Region boundary data
········

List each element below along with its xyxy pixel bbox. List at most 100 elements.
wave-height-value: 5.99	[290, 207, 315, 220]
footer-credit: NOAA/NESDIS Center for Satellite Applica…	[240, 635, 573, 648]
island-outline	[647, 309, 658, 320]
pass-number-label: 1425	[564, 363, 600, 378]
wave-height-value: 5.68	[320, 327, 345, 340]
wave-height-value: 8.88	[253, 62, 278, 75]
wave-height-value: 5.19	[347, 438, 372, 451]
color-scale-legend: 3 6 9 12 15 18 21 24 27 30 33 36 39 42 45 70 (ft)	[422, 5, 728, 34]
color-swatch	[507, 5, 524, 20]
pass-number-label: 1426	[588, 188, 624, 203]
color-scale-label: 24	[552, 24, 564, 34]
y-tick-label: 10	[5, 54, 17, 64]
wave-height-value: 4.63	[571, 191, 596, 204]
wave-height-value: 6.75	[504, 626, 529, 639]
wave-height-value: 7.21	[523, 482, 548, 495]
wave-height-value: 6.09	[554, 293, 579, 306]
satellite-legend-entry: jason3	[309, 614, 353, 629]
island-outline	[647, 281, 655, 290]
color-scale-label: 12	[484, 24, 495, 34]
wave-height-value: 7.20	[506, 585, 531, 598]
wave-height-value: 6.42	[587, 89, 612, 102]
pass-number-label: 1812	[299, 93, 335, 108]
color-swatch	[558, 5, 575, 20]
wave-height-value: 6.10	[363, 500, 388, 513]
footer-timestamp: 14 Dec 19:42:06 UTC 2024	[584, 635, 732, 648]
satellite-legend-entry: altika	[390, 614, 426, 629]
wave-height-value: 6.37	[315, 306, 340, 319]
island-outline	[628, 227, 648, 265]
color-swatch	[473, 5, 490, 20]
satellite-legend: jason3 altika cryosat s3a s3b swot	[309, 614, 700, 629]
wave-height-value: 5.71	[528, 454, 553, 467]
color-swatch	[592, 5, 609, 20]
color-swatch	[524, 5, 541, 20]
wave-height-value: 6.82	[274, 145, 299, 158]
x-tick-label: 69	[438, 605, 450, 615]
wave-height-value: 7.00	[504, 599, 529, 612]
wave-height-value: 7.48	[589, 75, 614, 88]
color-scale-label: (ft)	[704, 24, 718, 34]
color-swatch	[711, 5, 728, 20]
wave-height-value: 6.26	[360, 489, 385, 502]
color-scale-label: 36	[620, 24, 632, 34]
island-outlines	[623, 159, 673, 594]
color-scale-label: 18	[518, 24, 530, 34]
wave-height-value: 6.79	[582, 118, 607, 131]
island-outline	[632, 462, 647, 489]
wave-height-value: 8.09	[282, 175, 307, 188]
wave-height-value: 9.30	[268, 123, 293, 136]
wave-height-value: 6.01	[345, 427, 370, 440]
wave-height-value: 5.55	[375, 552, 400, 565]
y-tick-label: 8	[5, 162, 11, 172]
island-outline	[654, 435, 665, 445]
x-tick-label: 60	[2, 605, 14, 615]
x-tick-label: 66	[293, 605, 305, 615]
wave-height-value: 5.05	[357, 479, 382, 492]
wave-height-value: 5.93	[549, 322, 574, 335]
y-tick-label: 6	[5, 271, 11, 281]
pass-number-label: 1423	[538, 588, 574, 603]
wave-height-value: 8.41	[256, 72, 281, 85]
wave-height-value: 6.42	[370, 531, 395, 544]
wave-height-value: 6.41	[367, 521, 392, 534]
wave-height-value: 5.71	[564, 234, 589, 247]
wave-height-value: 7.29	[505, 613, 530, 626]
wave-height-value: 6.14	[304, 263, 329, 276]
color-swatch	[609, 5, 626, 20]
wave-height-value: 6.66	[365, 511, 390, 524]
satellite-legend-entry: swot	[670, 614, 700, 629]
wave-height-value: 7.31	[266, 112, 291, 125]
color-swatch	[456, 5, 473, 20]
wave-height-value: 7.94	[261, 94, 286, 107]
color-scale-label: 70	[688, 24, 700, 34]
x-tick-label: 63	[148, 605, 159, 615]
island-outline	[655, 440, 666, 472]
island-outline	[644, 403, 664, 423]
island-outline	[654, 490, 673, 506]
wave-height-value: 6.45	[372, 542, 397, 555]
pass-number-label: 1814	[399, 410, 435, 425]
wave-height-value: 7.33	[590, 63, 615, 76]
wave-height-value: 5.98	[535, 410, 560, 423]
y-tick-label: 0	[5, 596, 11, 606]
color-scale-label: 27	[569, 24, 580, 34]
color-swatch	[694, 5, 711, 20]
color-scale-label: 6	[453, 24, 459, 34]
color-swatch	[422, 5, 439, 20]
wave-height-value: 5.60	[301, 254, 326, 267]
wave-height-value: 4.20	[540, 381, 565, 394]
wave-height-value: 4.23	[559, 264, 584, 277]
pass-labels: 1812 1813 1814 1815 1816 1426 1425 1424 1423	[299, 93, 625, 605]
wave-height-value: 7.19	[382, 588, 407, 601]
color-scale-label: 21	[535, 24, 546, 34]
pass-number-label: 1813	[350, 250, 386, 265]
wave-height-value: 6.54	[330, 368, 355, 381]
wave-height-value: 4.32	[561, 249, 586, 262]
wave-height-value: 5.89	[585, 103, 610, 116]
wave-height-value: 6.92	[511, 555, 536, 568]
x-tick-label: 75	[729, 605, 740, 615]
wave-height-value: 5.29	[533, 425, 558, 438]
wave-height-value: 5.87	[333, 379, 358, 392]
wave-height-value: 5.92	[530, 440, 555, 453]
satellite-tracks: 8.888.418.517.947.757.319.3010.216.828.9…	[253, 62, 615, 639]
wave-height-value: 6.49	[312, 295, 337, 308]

········

EXERCISE DETAILS:
Copy out the listing from its first line down to the line containing "327, 345, 340]", with both of those lines included.

FULL SOLUTION:
List each element below along with its xyxy pixel bbox. List at most 100 elements.
wave-height-value: 5.99	[290, 207, 315, 220]
footer-credit: NOAA/NESDIS Center for Satellite Applica…	[240, 635, 573, 648]
island-outline	[647, 309, 658, 320]
pass-number-label: 1425	[564, 363, 600, 378]
wave-height-value: 5.68	[320, 327, 345, 340]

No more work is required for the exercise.